> _EXTRACT TO READ_:
What you'll learn in this episode

Debra Richardson
Accounts Payable Consultant | Speaker | Trainer – Debra R. Richardson, LLC
Debra is an Accounts Payable speaker, consultant, and trainer with over 20 years of experience in AP, AR, general ledger, and financial reporting for Fortune 500 companies including Verizon, General Motors, and Aramark.
For over a decade, Debra has focused on Global Vendor Maintenance. As an Senior AP Manager at a Global 15 company she lead a team of 17 that over 2,000 vendor requests per month and maintained 140k+ global vendors across seven ERPs. In her consultancy, she focuses on working with vendor teams to add authentication techniques, internal controls best practices and vendor validations to reduce the potential for fraud, compliance fines and bad vendor data in the vendor master file. She is the President of the Central Atlantic Region IOFM Chapter and the IOFM Ask the Expert for the Vendor Master File Category.
A Certified Fraud Examiner (CFE), Debra works with vendor management teams to clean their vendor data and update their vendor processes so they pay the right vendor.
She has a YouTube channel where she posts vendor master file tips every Tuesday and hosts a weekly podcast: “Putting the AP in hAPpy”.

Grace Berube
Senior Content Manager, IOFM
Grace is the Senior Content Manager at the Institute of Finance & Management (IOFM), where she has led content strategy and development since 2022. In this role, she oversees all aspects of IOFM’s digital and event-based content, ensuring it remains timely, relevant, and actionable for all financial operations professionals.

> _EXERCISE A_: Could you turn the entries, from the first one through the line containing "window-title: Neural Network", into a numbered list, leaving out any blank lines?
The speaker profiles and the entries have no connection to each other.

Dataset rows:
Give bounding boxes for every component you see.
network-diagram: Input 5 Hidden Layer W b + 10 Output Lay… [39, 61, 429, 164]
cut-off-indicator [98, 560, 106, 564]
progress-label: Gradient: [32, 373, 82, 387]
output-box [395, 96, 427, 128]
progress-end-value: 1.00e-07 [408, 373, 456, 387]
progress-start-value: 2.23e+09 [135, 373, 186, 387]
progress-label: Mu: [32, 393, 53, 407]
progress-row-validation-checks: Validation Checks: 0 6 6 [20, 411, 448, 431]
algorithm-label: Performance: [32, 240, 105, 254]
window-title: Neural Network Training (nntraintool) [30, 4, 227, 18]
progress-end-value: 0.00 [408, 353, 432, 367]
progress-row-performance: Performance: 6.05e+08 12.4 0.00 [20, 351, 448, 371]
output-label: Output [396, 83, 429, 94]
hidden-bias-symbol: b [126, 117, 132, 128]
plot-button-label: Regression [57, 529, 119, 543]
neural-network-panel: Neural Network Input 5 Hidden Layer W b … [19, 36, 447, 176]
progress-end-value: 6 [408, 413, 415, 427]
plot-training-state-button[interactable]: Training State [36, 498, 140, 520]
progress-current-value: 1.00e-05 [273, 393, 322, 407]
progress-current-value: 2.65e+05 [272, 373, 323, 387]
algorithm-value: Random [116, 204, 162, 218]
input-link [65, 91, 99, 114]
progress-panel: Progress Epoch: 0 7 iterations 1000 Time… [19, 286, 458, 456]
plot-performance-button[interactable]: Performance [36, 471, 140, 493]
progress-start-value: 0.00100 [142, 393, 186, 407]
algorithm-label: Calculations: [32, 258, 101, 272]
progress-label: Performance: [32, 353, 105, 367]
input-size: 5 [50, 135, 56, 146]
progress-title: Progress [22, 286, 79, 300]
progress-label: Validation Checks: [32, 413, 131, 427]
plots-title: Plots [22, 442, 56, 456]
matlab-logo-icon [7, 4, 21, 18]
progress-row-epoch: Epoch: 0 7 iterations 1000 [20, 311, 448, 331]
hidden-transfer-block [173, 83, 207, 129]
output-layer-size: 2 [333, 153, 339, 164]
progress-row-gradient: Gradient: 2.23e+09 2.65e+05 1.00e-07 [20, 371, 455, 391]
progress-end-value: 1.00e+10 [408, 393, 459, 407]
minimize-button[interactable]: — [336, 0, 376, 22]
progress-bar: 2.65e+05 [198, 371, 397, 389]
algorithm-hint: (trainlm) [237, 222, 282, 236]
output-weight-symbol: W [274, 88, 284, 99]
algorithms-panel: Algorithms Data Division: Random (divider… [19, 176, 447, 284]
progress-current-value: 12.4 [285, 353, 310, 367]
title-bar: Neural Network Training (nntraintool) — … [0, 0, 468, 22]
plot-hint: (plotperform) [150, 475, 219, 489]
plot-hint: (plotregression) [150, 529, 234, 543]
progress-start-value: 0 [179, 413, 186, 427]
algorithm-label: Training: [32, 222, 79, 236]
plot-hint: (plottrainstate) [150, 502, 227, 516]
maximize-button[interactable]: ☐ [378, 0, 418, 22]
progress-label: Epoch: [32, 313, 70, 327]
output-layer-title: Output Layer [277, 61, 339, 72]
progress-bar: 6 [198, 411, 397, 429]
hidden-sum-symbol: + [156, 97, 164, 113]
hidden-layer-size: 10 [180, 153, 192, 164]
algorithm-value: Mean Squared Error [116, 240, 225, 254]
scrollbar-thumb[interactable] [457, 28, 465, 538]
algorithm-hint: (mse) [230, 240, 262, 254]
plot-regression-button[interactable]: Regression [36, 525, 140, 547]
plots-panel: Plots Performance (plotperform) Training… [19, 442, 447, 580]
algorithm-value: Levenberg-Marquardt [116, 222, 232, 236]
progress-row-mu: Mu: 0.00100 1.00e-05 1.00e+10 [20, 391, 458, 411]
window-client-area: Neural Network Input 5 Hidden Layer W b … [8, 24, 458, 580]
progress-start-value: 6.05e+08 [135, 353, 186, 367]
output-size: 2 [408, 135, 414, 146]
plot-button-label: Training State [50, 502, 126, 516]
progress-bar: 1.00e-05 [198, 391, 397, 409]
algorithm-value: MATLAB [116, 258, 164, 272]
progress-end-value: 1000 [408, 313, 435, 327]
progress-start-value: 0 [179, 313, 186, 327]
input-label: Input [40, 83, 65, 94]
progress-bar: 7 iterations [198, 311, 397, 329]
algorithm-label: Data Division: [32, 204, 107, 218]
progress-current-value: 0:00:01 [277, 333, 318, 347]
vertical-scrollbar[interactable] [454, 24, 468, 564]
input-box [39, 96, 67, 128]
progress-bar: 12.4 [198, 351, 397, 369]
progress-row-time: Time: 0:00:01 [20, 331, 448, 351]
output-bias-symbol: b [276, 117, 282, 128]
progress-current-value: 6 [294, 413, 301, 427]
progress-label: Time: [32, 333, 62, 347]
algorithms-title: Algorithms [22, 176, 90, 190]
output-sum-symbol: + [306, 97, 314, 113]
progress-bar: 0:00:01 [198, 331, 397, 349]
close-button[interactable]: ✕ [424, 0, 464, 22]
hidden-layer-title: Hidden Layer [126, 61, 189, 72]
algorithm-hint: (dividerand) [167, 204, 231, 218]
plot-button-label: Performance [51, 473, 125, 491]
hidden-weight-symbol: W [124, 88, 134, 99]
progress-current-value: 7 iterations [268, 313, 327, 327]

> _EXERCISE B_: What does the part of the speaker profiles that opens with the words "A Certified Fraud" and closes with "financial operations professionals." say, restated word for word?

> _TASK SOLUTION A_:
1. Give bounding boxes for every component you see.
2. network-diagram: Input 5 Hidden Layer W b + 10 Output Lay… [39, 61, 429, 164]
3. cut-off-indicator [98, 560, 106, 564]
4. progress-label: Gradient: [32, 373, 82, 387]
5. output-box [395, 96, 427, 128]
6. progress-end-value: 1.00e-07 [408, 373, 456, 387]
7. progress-start-value: 2.23e+09 [135, 373, 186, 387]
8. progress-label: Mu: [32, 393, 53, 407]
9. progress-row-validation-checks: Validation Checks: 0 6 6 [20, 411, 448, 431]
10. algorithm-label: Performance: [32, 240, 105, 254]
11. window-title: Neural Network Training (nntraintool) [30, 4, 227, 18]

> _TASK SOLUTION B_:
A Certified Fraud Examiner (CFE), Debra works with vendor management teams to clean their vendor data and update their vendor processes so they pay the right vendor.
She has a YouTube channel where she posts vendor master file tips every Tuesday and hosts a weekly podcast: “Putting the AP in hAPpy”.

Grace Berube
Senior Content Manager, IOFM
Grace is the Senior Content Manager at the Institute of Finance & Management (IOFM), where she has led content strategy and development since 2022. In this role, she oversees all aspects of IOFM’s digital and event-based content, ensuring it remains timely, relevant, and actionable for all financial operations professionals.